Description of the task |
Write out every entry exactly as it appears.

Information shown |
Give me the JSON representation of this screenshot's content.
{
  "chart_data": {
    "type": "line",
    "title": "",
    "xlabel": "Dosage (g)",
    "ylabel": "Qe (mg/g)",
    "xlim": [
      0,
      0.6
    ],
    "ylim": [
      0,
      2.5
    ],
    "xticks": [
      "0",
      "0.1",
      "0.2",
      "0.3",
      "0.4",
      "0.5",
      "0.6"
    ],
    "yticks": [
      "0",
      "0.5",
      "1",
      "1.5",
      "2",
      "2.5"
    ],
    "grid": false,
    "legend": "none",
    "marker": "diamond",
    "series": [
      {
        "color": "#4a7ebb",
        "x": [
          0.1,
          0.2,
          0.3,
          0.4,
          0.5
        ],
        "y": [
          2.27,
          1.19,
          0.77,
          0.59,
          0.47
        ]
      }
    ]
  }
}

Correct result |
Give me the JSON representation of this screenshot's content.
{
  "chart_data": {
    "type": "line",
    "title": "",
    "xlabel": "Dosage (g)",
    "ylabel": "Qe (mg/g)",
    "xlim": [
      0,
      0.6
    ],
    "ylim": [
      0,
      2.5
    ],
    "xticks": [
      "0",
      "0.1",
      "0.2",
      "0.3",
      "0.4",
      "0.5",
      "0.6"
    ],
    "yticks": [
      "0",
      "0.5",
      "1",
      "1.5",
      "2",
      "2.5"
    ],
    "grid": false,
    "legend": "none",
    "marker": "diamond",
    "series": [
      {
        "color": "#4a7ebb",
        "x": [
          0.1,
          0.2,
          0.3,
          0.4,
          0.5
        ],
        "y": [
          2.27,
          1.19,
          0.77,
          0.59,
          0.47
        ]
      }
    ]
  }
}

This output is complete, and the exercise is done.